• WHAT NEEDS TO BE DONE: Transcribe the entries below exactly; leave every image out.

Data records
▶

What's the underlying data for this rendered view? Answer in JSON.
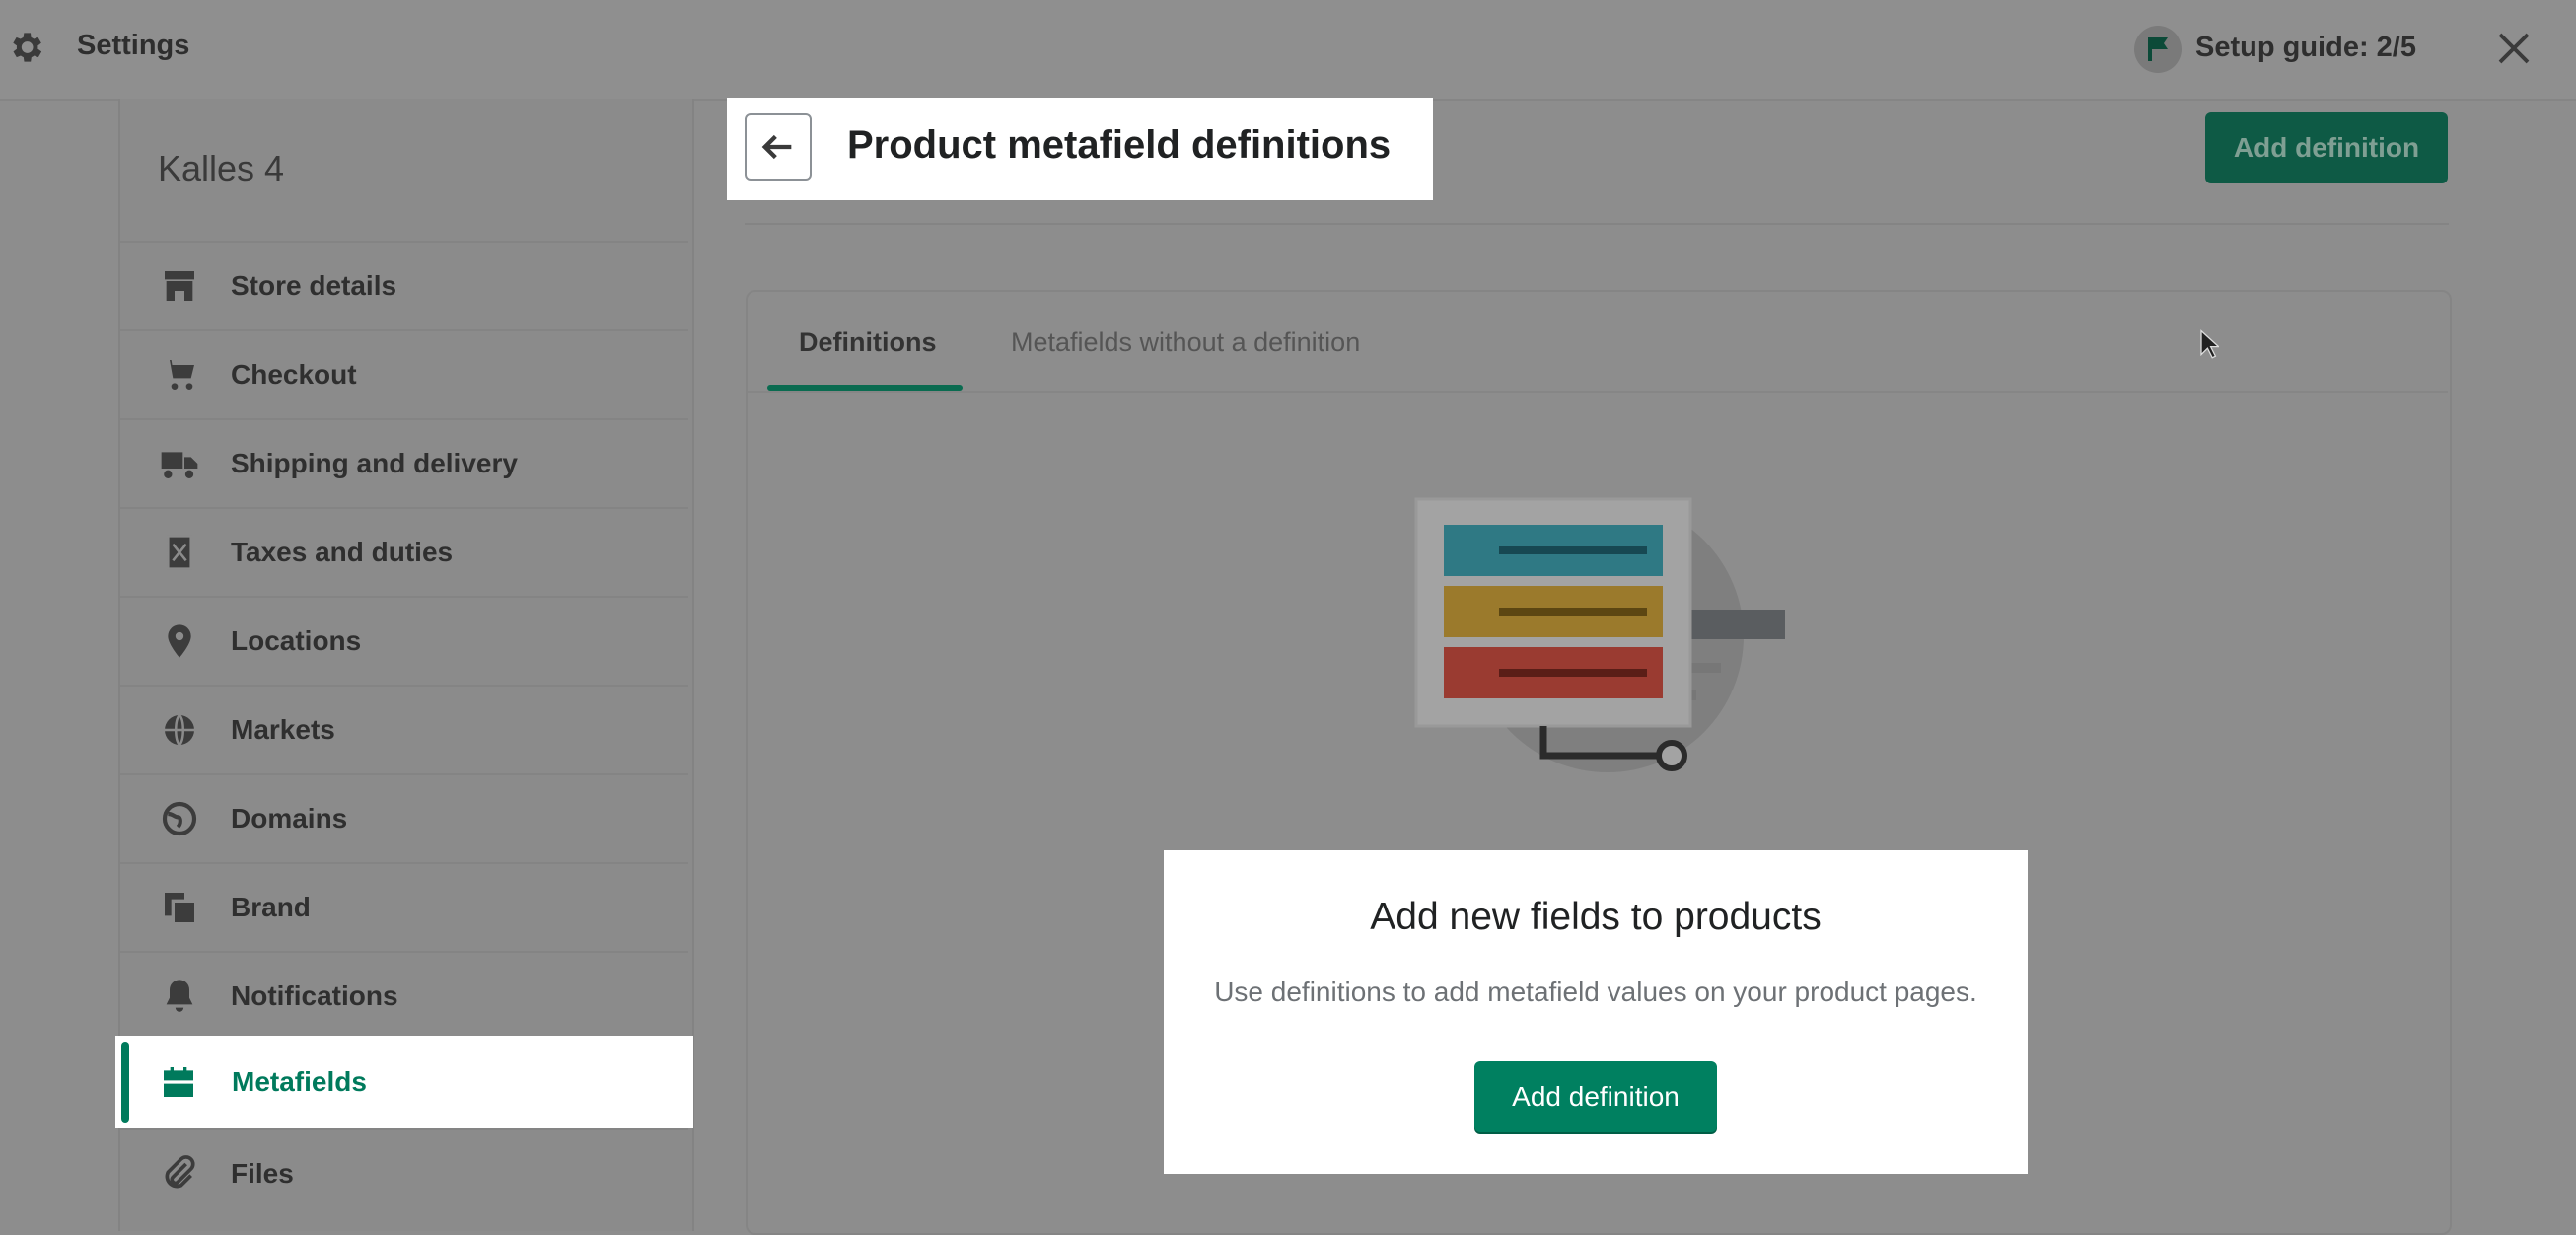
{
  "topbar": {
    "title": "Settings",
    "setup_guide": "Setup guide: 2/5"
  },
  "sidebar": {
    "store_name": "Kalles 4",
    "items": [
      {
        "label": "Store details",
        "icon": "store-icon"
      },
      {
        "label": "Checkout",
        "icon": "cart-icon"
      },
      {
        "label": "Shipping and delivery",
        "icon": "truck-icon"
      },
      {
        "label": "Taxes and duties",
        "icon": "receipt-icon"
      },
      {
        "label": "Locations",
        "icon": "location-pin-icon"
      },
      {
        "label": "Markets",
        "icon": "globe-icon"
      },
      {
        "label": "Domains",
        "icon": "globe-icon"
      },
      {
        "label": "Brand",
        "icon": "brand-icon"
      },
      {
        "label": "Notifications",
        "icon": "bell-icon"
      },
      {
        "label": "Metafields",
        "icon": "metafields-icon",
        "active": true
      },
      {
        "label": "Files",
        "icon": "paperclip-icon"
      }
    ]
  },
  "header": {
    "title": "Product metafield definitions",
    "add_definition": "Add definition"
  },
  "tabs": [
    {
      "label": "Definitions",
      "selected": true
    },
    {
      "label": "Metafields without a definition",
      "selected": false
    }
  ],
  "empty_state": {
    "heading": "Add new fields to products",
    "description": "Use definitions to add metafield values on your product pages.",
    "button": "Add definition"
  },
  "colors": {
    "accent": "#008060",
    "overlay": "#8d8d8d"
  }
}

◀

• FINISHED ANSWER:
What's the underlying data for this rendered view? Answer in JSON.
{
  "topbar": {
    "title": "Settings",
    "setup_guide": "Setup guide: 2/5"
  },
  "sidebar": {
    "store_name": "Kalles 4",
    "items": [
      {
        "label": "Store details",
        "icon": "store-icon"
      },
      {
        "label": "Checkout",
        "icon": "cart-icon"
      },
      {
        "label": "Shipping and delivery",
        "icon": "truck-icon"
      },
      {
        "label": "Taxes and duties",
        "icon": "receipt-icon"
      },
      {
        "label": "Locations",
        "icon": "location-pin-icon"
      },
      {
        "label": "Markets",
        "icon": "globe-icon"
      },
      {
        "label": "Domains",
        "icon": "globe-icon"
      },
      {
        "label": "Brand",
        "icon": "brand-icon"
      },
      {
        "label": "Notifications",
        "icon": "bell-icon"
      },
      {
        "label": "Metafields",
        "icon": "metafields-icon",
        "active": true
      },
      {
        "label": "Files",
        "icon": "paperclip-icon"
      }
    ]
  },
  "header": {
    "title": "Product metafield definitions",
    "add_definition": "Add definition"
  },
  "tabs": [
    {
      "label": "Definitions",
      "selected": true
    },
    {
      "label": "Metafields without a definition",
      "selected": false
    }
  ],
  "empty_state": {
    "heading": "Add new fields to products",
    "description": "Use definitions to add metafield values on your product pages.",
    "button": "Add definition"
  },
  "colors": {
    "accent": "#008060",
    "overlay": "#8d8d8d"
  }
}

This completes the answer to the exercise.